*THE TASK*
What number of lines contain the word "scarpe"? Reply with the number and nothing else.

[Start of TASK MATERIAL]

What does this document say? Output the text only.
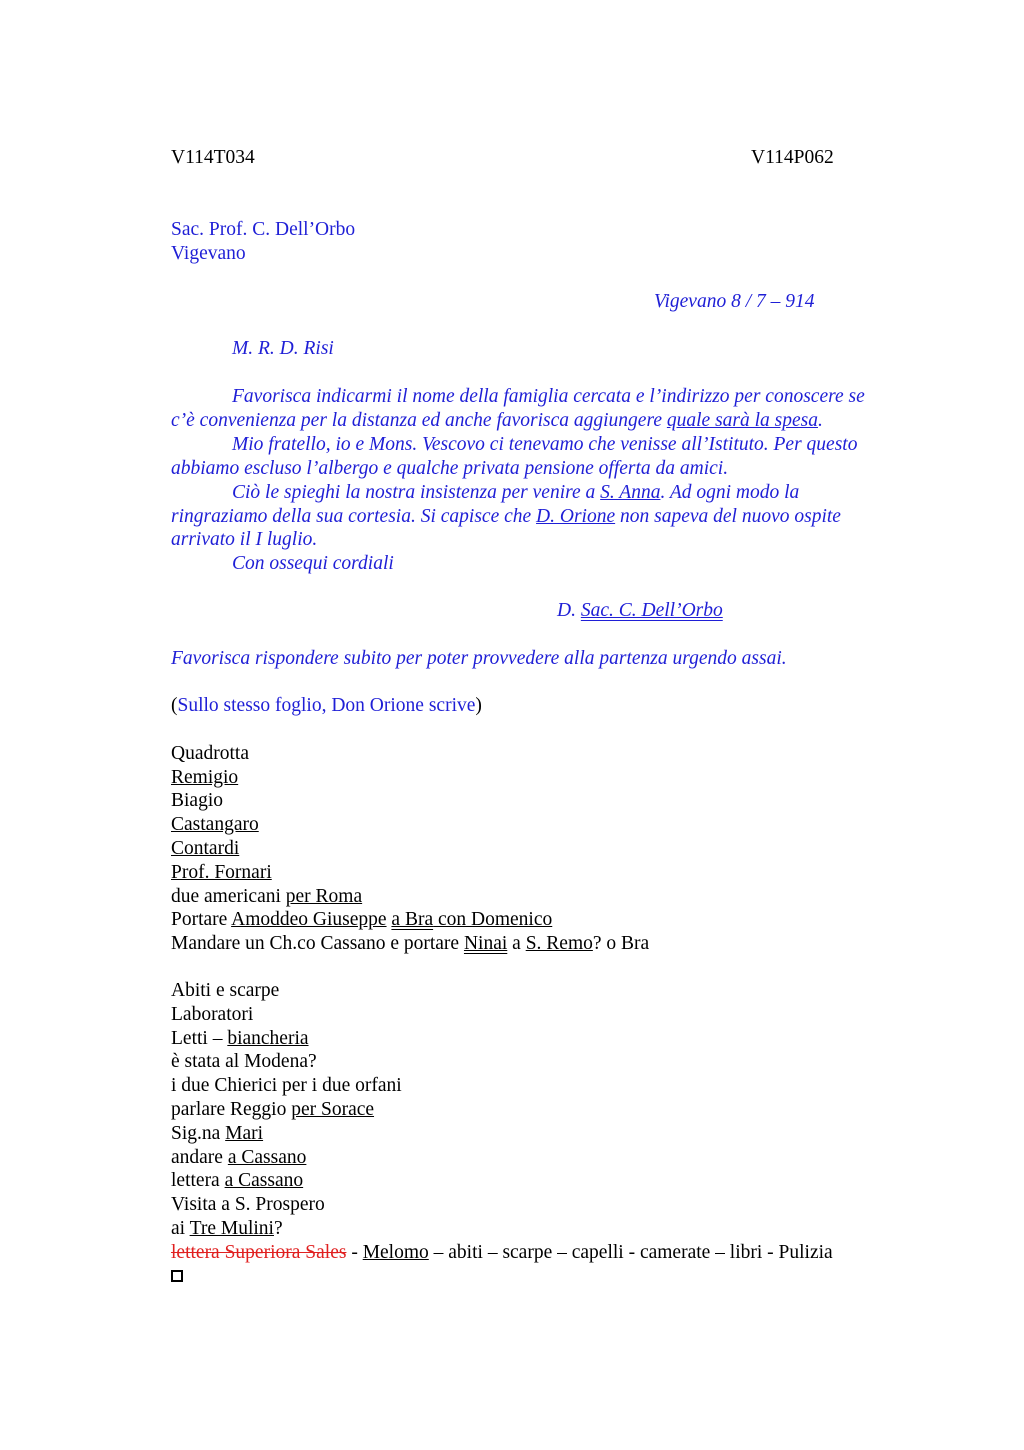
V114T034	V114P062
Sac. Prof. C. Dell’Orbo
Vigevano
Vigevano 8 / 7 – 914
M. R. D. Risi
Favorisca indicarmi il nome della famiglia cercata e l’indirizzo per conoscere se
c’è convenienza per la distanza ed anche favorisca aggiungere quale sarà la spesa.
Mio fratello, io e Mons. Vescovo ci tenevamo che venisse all’Istituto. Per questo
abbiamo escluso l’albergo e qualche privata pensione offerta da amici.
Ciò le spieghi la nostra insistenza per venire a S. Anna. Ad ogni modo la
ringraziamo della sua cortesia. Si capisce che D. Orione non sapeva del nuovo ospite
arrivato il I luglio.
Con ossequi cordiali
D. Sac. C. Dell’Orbo
Favorisca rispondere subito per poter provvedere alla partenza urgendo assai.
(Sullo stesso foglio, Don Orione scrive)
Quadrotta
Remigio
Biagio
Castangaro
Contardi
Prof. Fornari
due americani per Roma
Portare Amoddeo Giuseppe a Bra con Domenico
Mandare un Ch.co Cassano e portare Ninai a S. Remo? o Bra
Abiti e scarpe
Laboratori
Letti – biancheria
è stata al Modena?
i due Chierici per i due orfani
parlare Reggio per Sorace
Sig.na Mari
andare a Cassano
lettera a Cassano
Visita a S. Prospero
ai Tre Mulini?
lettera Superiora Sales - Melomo – abiti – scarpe – capelli - camerate – libri - Pulizia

[End of TASK MATERIAL]

*COMPLETE RESPONSE*
2